§ TASK DETAILS
Copy the records in the stretch from "point [825,169,834,178]" through "point [363,606,372,615]", changing "chart-title" to "heading" and leaving everything else as it is.

§ RECORDS PROVIDED
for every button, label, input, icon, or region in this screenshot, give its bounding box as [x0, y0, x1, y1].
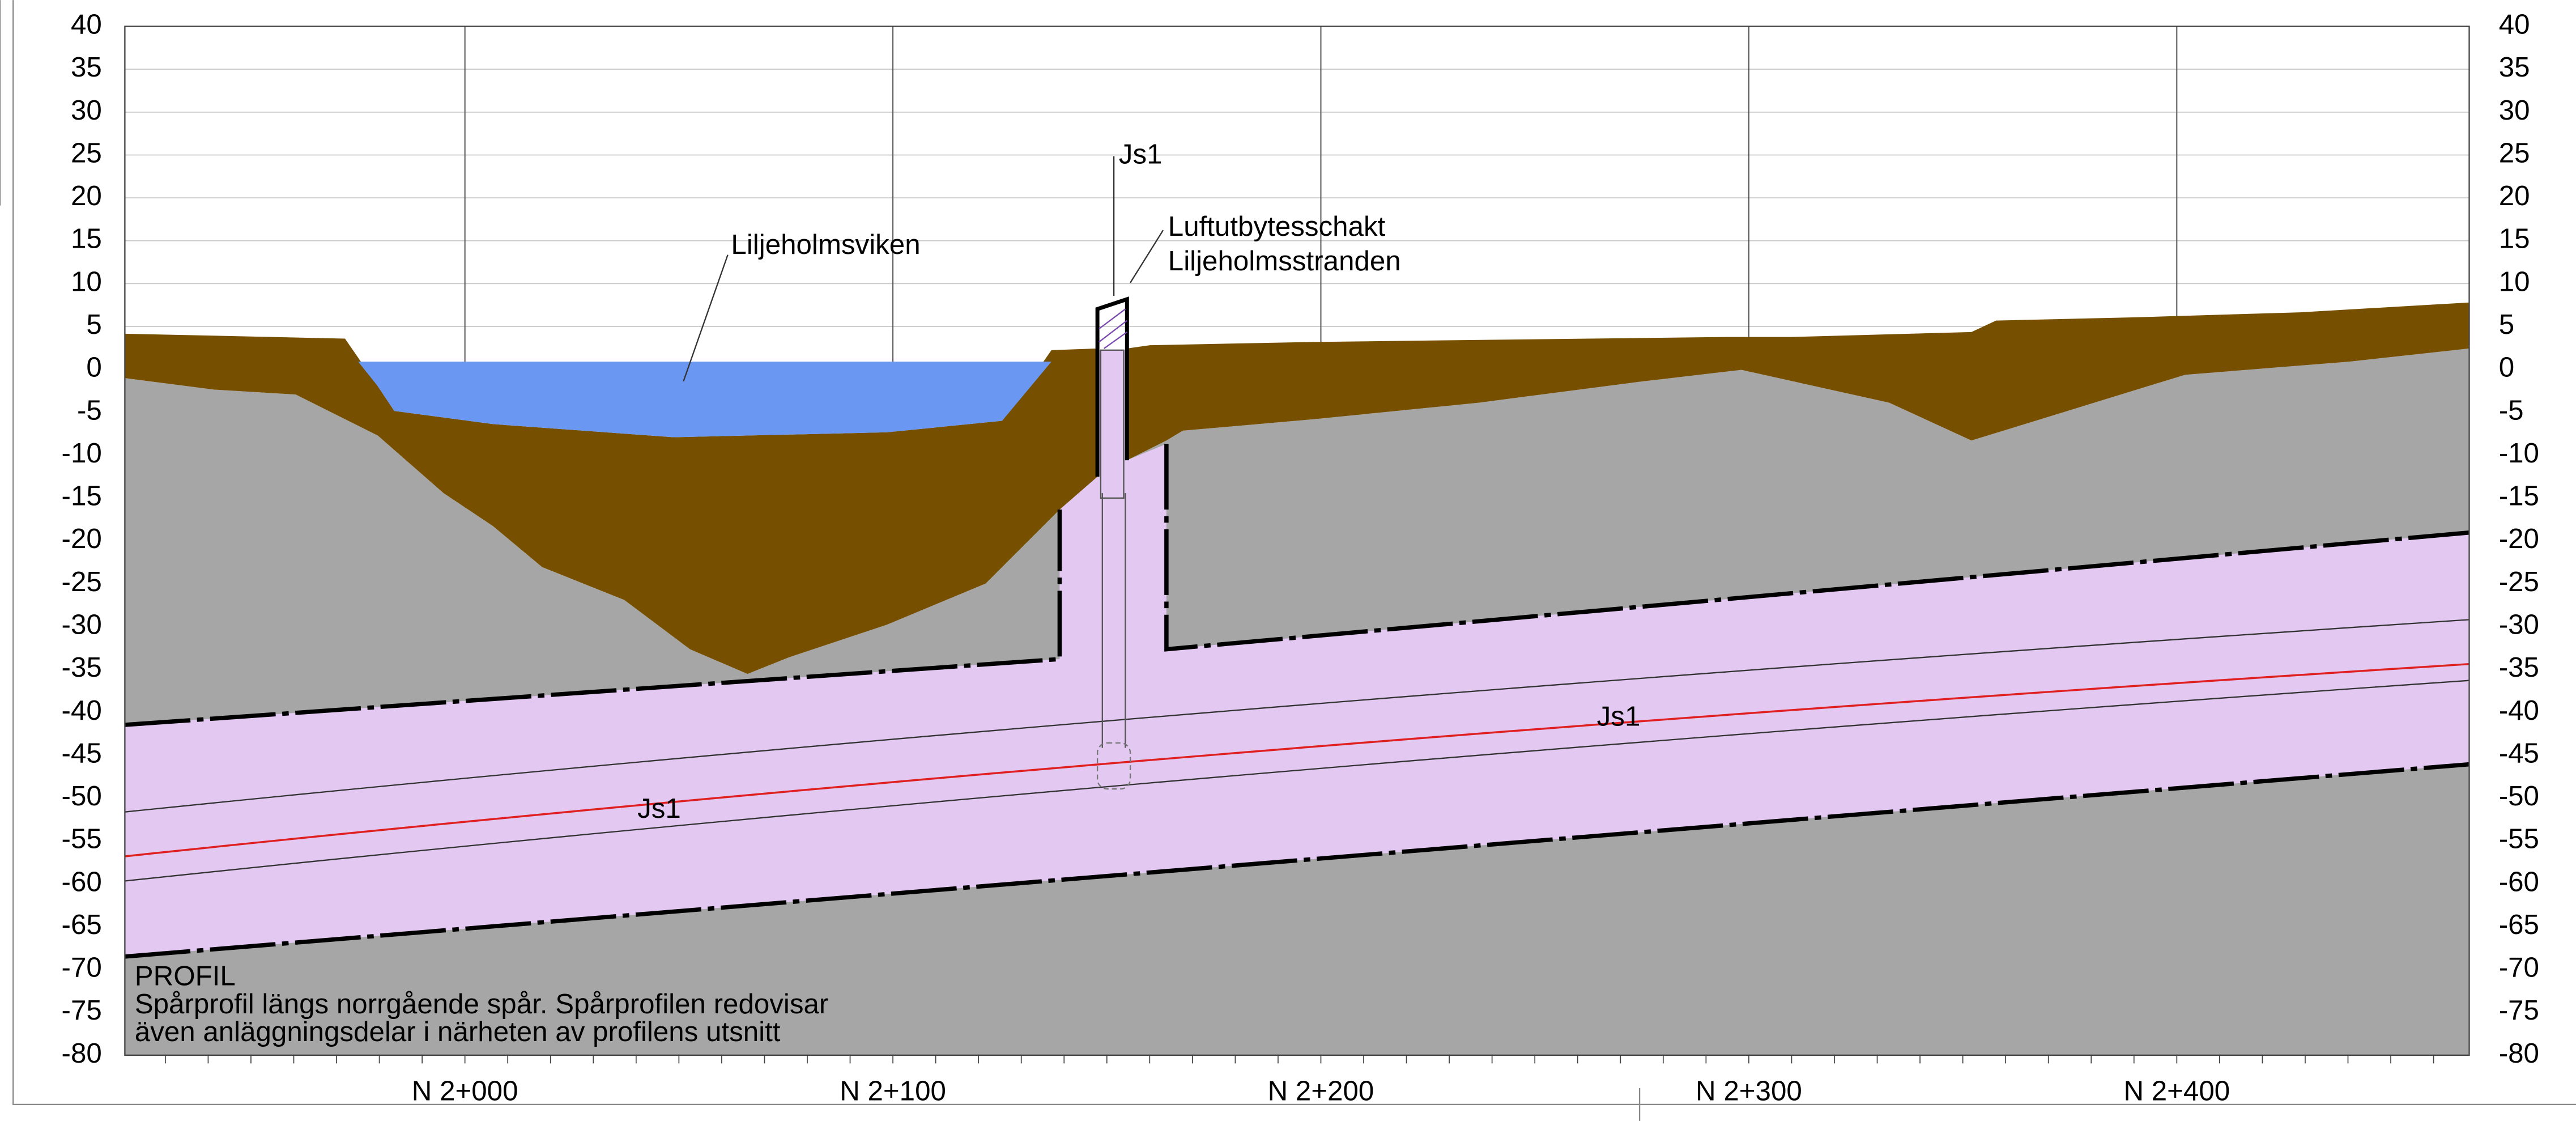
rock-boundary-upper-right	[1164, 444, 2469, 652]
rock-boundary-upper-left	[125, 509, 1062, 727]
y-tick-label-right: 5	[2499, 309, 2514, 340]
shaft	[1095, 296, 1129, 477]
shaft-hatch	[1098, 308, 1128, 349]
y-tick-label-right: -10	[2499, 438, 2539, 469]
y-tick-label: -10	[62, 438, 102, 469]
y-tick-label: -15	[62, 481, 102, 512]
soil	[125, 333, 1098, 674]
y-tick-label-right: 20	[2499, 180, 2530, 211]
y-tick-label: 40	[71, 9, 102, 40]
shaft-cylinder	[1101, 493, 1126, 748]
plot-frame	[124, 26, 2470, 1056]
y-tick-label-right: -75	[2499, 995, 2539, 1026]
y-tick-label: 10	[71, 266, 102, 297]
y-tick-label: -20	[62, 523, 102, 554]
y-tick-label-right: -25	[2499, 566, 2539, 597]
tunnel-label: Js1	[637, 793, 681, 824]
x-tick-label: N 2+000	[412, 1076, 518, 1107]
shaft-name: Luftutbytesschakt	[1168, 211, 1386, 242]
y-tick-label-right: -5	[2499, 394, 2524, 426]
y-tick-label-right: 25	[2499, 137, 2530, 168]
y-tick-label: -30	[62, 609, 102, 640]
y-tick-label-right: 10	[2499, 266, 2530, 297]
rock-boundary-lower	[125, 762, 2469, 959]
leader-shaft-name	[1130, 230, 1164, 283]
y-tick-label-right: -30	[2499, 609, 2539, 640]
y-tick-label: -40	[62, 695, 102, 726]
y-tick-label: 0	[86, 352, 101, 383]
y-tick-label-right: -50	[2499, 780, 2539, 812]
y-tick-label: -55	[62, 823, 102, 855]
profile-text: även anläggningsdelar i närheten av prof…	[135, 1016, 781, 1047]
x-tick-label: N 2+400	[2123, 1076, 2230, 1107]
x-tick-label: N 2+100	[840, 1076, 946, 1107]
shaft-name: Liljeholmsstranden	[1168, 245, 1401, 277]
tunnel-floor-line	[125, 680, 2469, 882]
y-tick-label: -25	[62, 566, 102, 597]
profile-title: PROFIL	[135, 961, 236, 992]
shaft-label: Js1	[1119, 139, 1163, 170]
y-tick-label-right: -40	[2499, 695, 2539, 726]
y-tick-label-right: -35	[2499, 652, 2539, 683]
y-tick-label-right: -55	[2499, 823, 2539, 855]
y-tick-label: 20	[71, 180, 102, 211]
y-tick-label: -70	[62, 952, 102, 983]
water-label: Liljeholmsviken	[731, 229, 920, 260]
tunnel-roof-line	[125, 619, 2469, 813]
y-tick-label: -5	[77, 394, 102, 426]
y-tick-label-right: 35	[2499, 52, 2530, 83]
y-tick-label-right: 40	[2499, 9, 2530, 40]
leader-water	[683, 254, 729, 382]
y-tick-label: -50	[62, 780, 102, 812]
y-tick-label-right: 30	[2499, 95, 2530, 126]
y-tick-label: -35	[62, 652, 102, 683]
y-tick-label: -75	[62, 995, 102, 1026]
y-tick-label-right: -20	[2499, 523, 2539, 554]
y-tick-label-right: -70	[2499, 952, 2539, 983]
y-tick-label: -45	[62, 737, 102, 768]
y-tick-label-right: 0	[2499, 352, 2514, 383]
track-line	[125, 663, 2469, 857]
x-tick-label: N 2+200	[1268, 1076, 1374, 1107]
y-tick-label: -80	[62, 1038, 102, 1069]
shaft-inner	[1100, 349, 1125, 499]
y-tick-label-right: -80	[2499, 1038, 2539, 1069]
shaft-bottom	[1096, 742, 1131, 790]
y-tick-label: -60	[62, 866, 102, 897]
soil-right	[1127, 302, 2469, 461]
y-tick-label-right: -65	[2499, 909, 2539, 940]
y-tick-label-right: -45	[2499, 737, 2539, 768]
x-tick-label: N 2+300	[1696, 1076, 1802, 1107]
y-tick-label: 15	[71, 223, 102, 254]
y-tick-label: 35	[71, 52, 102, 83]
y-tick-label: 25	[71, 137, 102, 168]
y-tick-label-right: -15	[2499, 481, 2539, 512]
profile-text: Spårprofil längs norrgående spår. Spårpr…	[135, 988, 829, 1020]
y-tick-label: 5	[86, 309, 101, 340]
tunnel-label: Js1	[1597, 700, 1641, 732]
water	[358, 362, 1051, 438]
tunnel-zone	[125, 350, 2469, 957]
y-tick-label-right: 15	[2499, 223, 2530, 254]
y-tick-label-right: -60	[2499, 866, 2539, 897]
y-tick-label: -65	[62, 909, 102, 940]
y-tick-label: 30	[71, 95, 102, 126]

* * *

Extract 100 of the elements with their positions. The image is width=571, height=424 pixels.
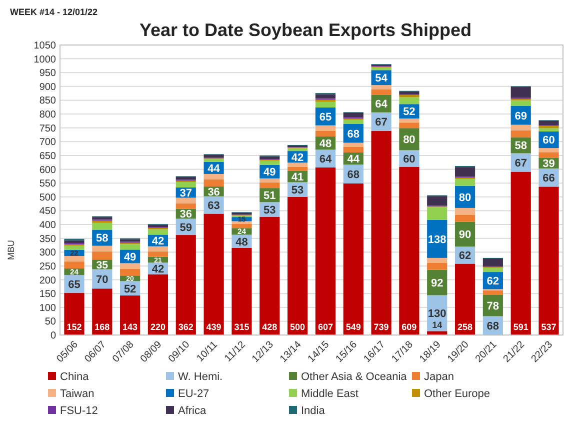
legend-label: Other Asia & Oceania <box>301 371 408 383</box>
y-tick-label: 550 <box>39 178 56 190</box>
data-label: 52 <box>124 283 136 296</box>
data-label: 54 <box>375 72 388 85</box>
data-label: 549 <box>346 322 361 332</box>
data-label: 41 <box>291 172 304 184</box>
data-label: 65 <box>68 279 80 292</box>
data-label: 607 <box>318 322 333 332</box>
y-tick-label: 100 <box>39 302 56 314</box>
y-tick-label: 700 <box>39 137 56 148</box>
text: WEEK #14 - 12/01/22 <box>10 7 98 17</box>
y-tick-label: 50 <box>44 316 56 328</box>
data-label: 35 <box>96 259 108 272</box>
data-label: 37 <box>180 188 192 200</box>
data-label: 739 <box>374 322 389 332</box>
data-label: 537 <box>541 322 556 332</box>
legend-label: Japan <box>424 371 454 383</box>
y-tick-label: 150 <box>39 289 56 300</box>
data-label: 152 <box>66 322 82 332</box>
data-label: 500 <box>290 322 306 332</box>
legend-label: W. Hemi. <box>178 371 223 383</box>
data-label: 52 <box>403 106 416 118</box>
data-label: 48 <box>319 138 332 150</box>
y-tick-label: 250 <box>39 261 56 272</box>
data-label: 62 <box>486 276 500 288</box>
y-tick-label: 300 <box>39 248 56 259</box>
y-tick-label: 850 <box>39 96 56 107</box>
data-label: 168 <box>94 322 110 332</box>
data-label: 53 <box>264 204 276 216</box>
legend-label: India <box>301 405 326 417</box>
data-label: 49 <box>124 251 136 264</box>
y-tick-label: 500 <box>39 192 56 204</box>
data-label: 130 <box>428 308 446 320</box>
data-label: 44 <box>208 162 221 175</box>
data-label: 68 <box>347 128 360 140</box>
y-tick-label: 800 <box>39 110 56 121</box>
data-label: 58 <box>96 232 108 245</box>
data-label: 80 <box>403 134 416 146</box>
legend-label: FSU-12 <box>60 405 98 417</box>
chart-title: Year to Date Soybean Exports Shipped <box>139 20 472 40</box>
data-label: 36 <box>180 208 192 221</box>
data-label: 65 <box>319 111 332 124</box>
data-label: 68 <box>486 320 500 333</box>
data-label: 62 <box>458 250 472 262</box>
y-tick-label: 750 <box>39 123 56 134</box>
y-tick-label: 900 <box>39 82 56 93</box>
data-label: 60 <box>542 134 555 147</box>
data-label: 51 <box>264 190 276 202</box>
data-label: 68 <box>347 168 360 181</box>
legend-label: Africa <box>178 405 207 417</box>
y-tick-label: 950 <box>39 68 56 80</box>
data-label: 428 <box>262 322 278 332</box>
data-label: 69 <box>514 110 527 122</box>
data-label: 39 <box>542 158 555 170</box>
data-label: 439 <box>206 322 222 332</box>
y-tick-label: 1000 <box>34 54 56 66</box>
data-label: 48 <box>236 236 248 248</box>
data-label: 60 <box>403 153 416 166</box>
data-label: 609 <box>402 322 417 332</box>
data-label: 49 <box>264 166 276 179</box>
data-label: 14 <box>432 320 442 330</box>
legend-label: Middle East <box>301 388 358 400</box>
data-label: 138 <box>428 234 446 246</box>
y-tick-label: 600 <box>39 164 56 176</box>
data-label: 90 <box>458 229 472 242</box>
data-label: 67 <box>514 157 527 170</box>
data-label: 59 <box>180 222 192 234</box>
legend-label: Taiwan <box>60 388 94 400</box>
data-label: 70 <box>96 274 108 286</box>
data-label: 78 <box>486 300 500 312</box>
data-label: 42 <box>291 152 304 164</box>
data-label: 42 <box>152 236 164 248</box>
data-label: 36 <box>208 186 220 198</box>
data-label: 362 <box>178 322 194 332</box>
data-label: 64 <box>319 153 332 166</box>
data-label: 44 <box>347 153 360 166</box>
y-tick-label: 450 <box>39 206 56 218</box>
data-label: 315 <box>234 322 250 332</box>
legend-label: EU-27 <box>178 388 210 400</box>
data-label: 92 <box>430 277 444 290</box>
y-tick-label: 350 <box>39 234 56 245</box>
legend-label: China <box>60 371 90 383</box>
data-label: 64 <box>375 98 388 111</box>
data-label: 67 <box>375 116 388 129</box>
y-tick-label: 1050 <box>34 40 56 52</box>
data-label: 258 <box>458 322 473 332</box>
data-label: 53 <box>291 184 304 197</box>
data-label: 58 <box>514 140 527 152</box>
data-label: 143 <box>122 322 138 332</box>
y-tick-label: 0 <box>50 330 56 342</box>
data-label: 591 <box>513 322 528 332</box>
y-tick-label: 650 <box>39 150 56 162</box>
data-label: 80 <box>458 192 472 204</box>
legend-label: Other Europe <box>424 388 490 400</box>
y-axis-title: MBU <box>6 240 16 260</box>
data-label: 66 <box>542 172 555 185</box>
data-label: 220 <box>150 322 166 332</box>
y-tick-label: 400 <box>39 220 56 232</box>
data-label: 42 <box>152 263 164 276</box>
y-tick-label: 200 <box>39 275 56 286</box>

...

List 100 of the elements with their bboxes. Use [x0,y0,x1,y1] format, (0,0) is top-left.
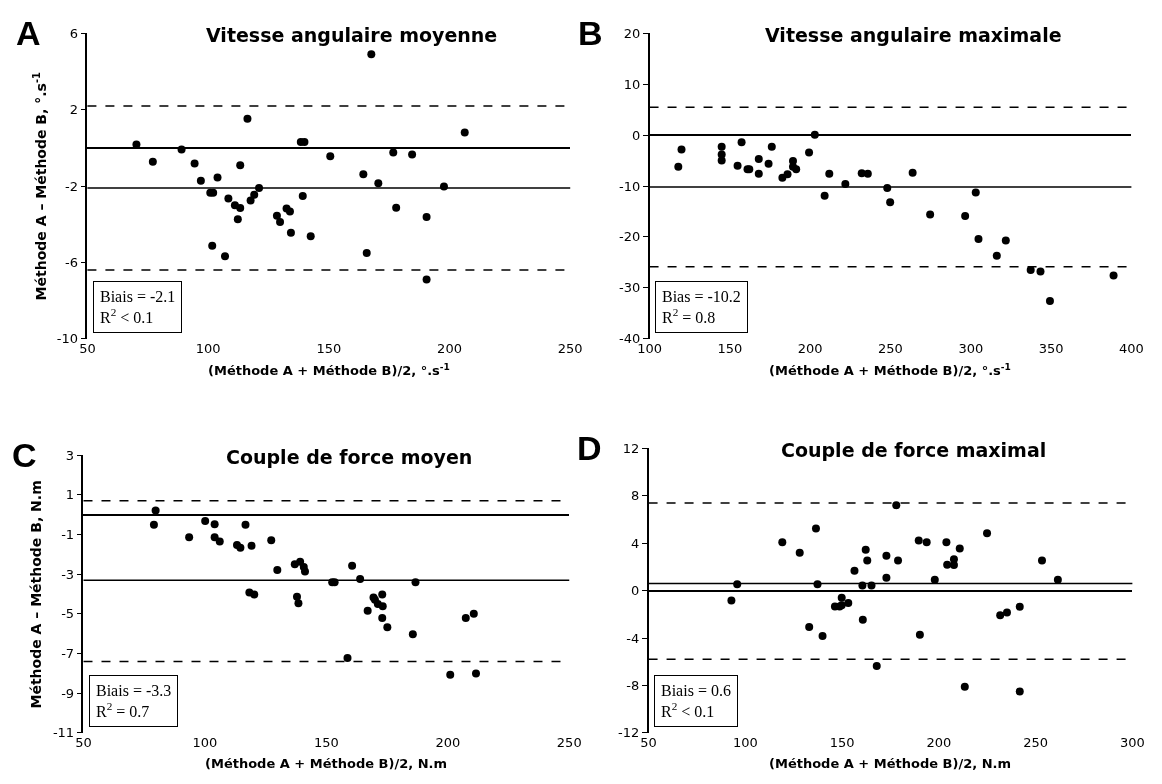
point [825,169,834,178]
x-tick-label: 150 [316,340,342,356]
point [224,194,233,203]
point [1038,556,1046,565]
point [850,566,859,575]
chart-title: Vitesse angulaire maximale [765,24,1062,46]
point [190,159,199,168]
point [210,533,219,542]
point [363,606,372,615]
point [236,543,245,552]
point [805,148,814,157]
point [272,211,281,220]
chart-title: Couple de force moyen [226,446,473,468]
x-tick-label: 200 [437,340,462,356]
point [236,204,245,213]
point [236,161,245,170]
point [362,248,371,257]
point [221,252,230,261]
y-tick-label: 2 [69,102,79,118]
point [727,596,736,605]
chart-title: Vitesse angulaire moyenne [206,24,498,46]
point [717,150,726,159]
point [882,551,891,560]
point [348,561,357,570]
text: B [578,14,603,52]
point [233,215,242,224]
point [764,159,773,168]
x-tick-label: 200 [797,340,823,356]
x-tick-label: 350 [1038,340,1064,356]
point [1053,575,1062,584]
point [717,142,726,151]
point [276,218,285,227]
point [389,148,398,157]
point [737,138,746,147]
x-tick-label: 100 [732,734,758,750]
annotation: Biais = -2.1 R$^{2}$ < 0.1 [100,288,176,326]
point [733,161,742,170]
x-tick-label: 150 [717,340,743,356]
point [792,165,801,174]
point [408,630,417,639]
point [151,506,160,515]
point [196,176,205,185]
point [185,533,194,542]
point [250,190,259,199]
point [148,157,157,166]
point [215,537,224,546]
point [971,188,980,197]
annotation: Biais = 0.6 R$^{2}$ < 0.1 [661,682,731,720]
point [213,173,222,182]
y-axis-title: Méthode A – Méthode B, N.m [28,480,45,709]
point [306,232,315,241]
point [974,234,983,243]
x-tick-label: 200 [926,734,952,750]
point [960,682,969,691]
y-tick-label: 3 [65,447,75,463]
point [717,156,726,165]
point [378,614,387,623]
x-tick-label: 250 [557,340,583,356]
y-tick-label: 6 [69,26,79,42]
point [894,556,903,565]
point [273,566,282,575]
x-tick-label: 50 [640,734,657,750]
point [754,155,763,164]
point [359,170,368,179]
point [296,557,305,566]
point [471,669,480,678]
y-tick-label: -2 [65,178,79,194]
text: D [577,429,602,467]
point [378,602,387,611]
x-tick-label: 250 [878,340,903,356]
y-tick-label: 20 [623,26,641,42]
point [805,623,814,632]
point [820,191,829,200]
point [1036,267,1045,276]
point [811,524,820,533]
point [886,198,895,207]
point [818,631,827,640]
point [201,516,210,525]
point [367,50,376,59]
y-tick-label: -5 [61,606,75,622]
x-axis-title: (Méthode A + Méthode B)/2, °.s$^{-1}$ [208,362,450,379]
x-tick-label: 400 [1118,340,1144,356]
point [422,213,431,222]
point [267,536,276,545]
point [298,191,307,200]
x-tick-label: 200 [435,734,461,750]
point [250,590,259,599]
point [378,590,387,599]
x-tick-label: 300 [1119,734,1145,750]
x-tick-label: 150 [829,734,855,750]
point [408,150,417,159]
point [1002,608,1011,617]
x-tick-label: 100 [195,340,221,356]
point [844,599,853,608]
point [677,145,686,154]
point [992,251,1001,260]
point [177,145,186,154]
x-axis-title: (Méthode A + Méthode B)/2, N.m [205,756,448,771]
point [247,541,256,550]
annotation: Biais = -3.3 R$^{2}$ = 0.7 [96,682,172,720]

§ ANSWER TO THE EXERCISE
point [825,169,834,178]
x-tick-label: 150 [316,340,342,356]
point [224,194,233,203]
point [1038,556,1046,565]
point [850,566,859,575]
heading: Vitesse angulaire maximale [765,24,1062,46]
point [190,159,199,168]
point [210,533,219,542]
point [363,606,372,615]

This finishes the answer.